══ Entries

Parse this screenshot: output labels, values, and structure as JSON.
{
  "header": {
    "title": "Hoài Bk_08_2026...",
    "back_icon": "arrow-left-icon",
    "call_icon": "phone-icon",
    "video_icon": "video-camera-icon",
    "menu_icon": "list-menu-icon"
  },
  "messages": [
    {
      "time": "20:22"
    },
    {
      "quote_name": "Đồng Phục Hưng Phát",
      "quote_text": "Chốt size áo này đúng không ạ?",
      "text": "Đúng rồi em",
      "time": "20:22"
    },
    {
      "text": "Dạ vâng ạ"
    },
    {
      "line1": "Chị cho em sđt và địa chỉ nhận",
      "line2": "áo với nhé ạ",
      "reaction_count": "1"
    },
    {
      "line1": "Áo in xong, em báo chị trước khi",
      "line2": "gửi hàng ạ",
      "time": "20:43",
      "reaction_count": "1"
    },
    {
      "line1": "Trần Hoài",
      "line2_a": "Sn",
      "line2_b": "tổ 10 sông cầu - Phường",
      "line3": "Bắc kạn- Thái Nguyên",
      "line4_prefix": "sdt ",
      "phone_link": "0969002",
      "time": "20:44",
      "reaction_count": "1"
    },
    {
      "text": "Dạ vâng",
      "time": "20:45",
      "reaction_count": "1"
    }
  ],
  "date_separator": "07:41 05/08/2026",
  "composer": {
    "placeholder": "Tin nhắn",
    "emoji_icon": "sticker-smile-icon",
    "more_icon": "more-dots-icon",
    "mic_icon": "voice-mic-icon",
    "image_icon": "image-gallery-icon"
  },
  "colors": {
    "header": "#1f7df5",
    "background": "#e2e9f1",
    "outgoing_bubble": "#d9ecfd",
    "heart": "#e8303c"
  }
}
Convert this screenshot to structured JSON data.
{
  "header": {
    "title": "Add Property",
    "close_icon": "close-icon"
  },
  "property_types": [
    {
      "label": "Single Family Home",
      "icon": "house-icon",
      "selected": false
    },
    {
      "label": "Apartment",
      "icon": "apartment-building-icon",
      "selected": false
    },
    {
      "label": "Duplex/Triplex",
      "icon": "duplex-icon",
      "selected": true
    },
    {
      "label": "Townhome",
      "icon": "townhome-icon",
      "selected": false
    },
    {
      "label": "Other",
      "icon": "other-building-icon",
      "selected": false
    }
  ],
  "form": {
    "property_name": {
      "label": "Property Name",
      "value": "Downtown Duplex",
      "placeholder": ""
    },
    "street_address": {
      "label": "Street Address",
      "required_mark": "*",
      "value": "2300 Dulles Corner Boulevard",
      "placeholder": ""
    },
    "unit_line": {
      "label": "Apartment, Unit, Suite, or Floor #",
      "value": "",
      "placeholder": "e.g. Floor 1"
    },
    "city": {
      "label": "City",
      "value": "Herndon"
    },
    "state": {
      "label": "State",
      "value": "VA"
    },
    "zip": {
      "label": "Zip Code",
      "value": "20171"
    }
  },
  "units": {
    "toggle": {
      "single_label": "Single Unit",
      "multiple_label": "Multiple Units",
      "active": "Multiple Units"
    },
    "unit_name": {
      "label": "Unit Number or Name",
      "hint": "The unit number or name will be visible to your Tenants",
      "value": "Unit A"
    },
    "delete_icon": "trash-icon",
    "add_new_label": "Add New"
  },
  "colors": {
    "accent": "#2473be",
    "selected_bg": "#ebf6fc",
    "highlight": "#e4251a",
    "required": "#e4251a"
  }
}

════

* What you should do
Repeat only what runs from the line holding "Convert this screenshot" to the end of the data, keeping every line exactly as written, first and last included.

* Output of the exercise
Convert this screenshot to structured JSON data.
{
  "header": {
    "title": "Add Property",
    "close_icon": "close-icon"
  },
  "property_types": [
    {
      "label": "Single Family Home",
      "icon": "house-icon",
      "selected": false
    },
    {
      "label": "Apartment",
      "icon": "apartment-building-icon",
      "selected": false
    },
    {
      "label": "Duplex/Triplex",
      "icon": "duplex-icon",
      "selected": true
    },
    {
      "label": "Townhome",
      "icon": "townhome-icon",
      "selected": false
    },
    {
      "label": "Other",
      "icon": "other-building-icon",
      "selected": false
    }
  ],
  "form": {
    "property_name": {
      "label": "Property Name",
      "value": "Downtown Duplex",
      "placeholder": ""
    },
    "street_address": {
      "label": "Street Address",
      "required_mark": "*",
      "value": "2300 Dulles Corner Boulevard",
      "placeholder": ""
    },
    "unit_line": {
      "label": "Apartment, Unit, Suite, or Floor #",
      "value": "",
      "placeholder": "e.g. Floor 1"
    },
    "city": {
      "label": "City",
      "value": "Herndon"
    },
    "state": {
      "label": "State",
      "value": "VA"
    },
    "zip": {
      "label": "Zip Code",
      "value": "20171"
    }
  },
  "units": {
    "toggle": {
      "single_label": "Single Unit",
      "multiple_label": "Multiple Units",
      "active": "Multiple Units"
    },
    "unit_name": {
      "label": "Unit Number or Name",
      "hint": "The unit number or name will be visible to your Tenants",
      "value": "Unit A"
    },
    "delete_icon": "trash-icon",
    "add_new_label": "Add New"
  },
  "colors": {
    "accent": "#2473be",
    "selected_bg": "#ebf6fc",
    "highlight": "#e4251a",
    "required": "#e4251a"
  }
}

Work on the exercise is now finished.